** START **

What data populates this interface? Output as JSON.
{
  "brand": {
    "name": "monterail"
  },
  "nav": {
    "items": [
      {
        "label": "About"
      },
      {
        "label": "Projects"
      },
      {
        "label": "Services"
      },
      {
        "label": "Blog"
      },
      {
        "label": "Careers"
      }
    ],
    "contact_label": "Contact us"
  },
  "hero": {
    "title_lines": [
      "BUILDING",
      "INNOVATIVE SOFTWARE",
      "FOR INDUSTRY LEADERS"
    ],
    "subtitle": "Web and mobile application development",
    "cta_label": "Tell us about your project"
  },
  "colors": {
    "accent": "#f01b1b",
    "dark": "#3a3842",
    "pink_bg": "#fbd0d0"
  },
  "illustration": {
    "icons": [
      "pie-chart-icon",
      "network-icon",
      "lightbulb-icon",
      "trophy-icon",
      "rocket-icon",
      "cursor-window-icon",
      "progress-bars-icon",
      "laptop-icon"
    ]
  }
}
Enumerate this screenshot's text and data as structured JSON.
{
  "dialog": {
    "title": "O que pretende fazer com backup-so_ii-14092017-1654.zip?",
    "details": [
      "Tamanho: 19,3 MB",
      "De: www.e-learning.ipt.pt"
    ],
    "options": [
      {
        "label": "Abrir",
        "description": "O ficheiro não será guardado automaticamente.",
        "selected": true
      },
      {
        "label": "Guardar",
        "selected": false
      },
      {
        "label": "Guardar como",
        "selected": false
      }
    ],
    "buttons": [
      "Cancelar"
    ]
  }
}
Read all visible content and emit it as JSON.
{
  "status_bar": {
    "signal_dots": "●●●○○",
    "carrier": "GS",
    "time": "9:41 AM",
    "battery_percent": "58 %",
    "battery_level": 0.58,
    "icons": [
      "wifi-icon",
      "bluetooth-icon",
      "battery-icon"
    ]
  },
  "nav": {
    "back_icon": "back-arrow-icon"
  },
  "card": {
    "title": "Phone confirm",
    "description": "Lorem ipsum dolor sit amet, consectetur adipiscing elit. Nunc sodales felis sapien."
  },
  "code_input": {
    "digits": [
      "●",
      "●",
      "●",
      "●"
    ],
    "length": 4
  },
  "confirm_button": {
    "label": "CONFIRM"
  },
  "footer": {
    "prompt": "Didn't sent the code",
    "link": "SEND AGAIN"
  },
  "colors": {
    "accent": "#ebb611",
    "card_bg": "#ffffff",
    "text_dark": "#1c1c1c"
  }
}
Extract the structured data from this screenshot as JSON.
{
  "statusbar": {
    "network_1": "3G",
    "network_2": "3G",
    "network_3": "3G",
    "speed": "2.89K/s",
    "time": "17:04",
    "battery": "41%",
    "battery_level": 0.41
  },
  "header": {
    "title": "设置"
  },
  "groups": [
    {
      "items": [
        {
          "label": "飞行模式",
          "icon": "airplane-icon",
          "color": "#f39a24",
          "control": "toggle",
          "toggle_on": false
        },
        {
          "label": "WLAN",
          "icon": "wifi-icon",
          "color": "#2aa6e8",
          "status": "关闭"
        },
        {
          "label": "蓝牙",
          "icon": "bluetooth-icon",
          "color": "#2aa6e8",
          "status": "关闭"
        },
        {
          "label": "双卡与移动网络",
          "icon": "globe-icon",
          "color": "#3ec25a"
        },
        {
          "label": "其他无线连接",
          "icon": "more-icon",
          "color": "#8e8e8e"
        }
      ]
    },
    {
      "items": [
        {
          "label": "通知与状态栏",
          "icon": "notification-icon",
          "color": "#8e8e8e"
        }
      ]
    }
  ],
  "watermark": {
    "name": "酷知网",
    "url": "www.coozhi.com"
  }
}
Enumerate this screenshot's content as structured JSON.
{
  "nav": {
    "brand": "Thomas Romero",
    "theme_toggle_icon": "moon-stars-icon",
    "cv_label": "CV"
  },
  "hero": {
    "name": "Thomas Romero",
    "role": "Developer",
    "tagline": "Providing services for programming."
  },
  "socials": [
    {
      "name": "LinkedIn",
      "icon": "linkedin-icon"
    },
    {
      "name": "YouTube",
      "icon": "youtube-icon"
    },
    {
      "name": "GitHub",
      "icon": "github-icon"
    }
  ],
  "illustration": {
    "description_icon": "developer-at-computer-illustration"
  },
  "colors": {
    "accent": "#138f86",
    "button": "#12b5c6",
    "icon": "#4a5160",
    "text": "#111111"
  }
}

** END **

The exercise: Reproduce the material above, every line of it, exactly.

Completed exercise:
What data populates this interface? Output as JSON.
{
  "brand": {
    "name": "monterail"
  },
  "nav": {
    "items": [
      {
        "label": "About"
      },
      {
        "label": "Projects"
      },
      {
        "label": "Services"
      },
      {
        "label": "Blog"
      },
      {
        "label": "Careers"
      }
    ],
    "contact_label": "Contact us"
  },
  "hero": {
    "title_lines": [
      "BUILDING",
      "INNOVATIVE SOFTWARE",
      "FOR INDUSTRY LEADERS"
    ],
    "subtitle": "Web and mobile application development",
    "cta_label": "Tell us about your project"
  },
  "colors": {
    "accent": "#f01b1b",
    "dark": "#3a3842",
    "pink_bg": "#fbd0d0"
  },
  "illustration": {
    "icons": [
      "pie-chart-icon",
      "network-icon",
      "lightbulb-icon",
      "trophy-icon",
      "rocket-icon",
      "cursor-window-icon",
      "progress-bars-icon",
      "laptop-icon"
    ]
  }
}
Enumerate this screenshot's text and data as structured JSON.
{
  "dialog": {
    "title": "O que pretende fazer com backup-so_ii-14092017-1654.zip?",
    "details": [
      "Tamanho: 19,3 MB",
      "De: www.e-learning.ipt.pt"
    ],
    "options": [
      {
        "label": "Abrir",
        "description": "O ficheiro não será guardado automaticamente.",
        "selected": true
      },
      {
        "label": "Guardar",
        "selected": false
      },
      {
        "label": "Guardar como",
        "selected": false
      }
    ],
    "buttons": [
      "Cancelar"
    ]
  }
}
Read all visible content and emit it as JSON.
{
  "status_bar": {
    "signal_dots": "●●●○○",
    "carrier": "GS",
    "time": "9:41 AM",
    "battery_percent": "58 %",
    "battery_level": 0.58,
    "icons": [
      "wifi-icon",
      "bluetooth-icon",
      "battery-icon"
    ]
  },
  "nav": {
    "back_icon": "back-arrow-icon"
  },
  "card": {
    "title": "Phone confirm",
    "description": "Lorem ipsum dolor sit amet, consectetur adipiscing elit. Nunc sodales felis sapien."
  },
  "code_input": {
    "digits": [
      "●",
      "●",
      "●",
      "●"
    ],
    "length": 4
  },
  "confirm_button": {
    "label": "CONFIRM"
  },
  "footer": {
    "prompt": "Didn't sent the code",
    "link": "SEND AGAIN"
  },
  "colors": {
    "accent": "#ebb611",
    "card_bg": "#ffffff",
    "text_dark": "#1c1c1c"
  }
}
Extract the structured data from this screenshot as JSON.
{
  "statusbar": {
    "network_1": "3G",
    "network_2": "3G",
    "network_3": "3G",
    "speed": "2.89K/s",
    "time": "17:04",
    "battery": "41%",
    "battery_level": 0.41
  },
  "header": {
    "title": "设置"
  },
  "groups": [
    {
      "items": [
        {
          "label": "飞行模式",
          "icon": "airplane-icon",
          "color": "#f39a24",
          "control": "toggle",
          "toggle_on": false
        },
        {
          "label": "WLAN",
          "icon": "wifi-icon",
          "color": "#2aa6e8",
          "status": "关闭"
        },
        {
          "label": "蓝牙",
          "icon": "bluetooth-icon",
          "color": "#2aa6e8",
          "status": "关闭"
        },
        {
          "label": "双卡与移动网络",
          "icon": "globe-icon",
          "color": "#3ec25a"
        },
        {
          "label": "其他无线连接",
          "icon": "more-icon",
          "color": "#8e8e8e"
        }
      ]
    },
    {
      "items": [
        {
          "label": "通知与状态栏",
          "icon": "notification-icon",
          "color": "#8e8e8e"
        }
      ]
    }
  ],
  "watermark": {
    "name": "酷知网",
    "url": "www.coozhi.com"
  }
}
Enumerate this screenshot's content as structured JSON.
{
  "nav": {
    "brand": "Thomas Romero",
    "theme_toggle_icon": "moon-stars-icon",
    "cv_label": "CV"
  },
  "hero": {
    "name": "Thomas Romero",
    "role": "Developer",
    "tagline": "Providing services for programming."
  },
  "socials": [
    {
      "name": "LinkedIn",
      "icon": "linkedin-icon"
    },
    {
      "name": "YouTube",
      "icon": "youtube-icon"
    },
    {
      "name": "GitHub",
      "icon": "github-icon"
    }
  ],
  "illustration": {
    "description_icon": "developer-at-computer-illustration"
  },
  "colors": {
    "accent": "#138f86",
    "button": "#12b5c6",
    "icon": "#4a5160",
    "text": "#111111"
  }
}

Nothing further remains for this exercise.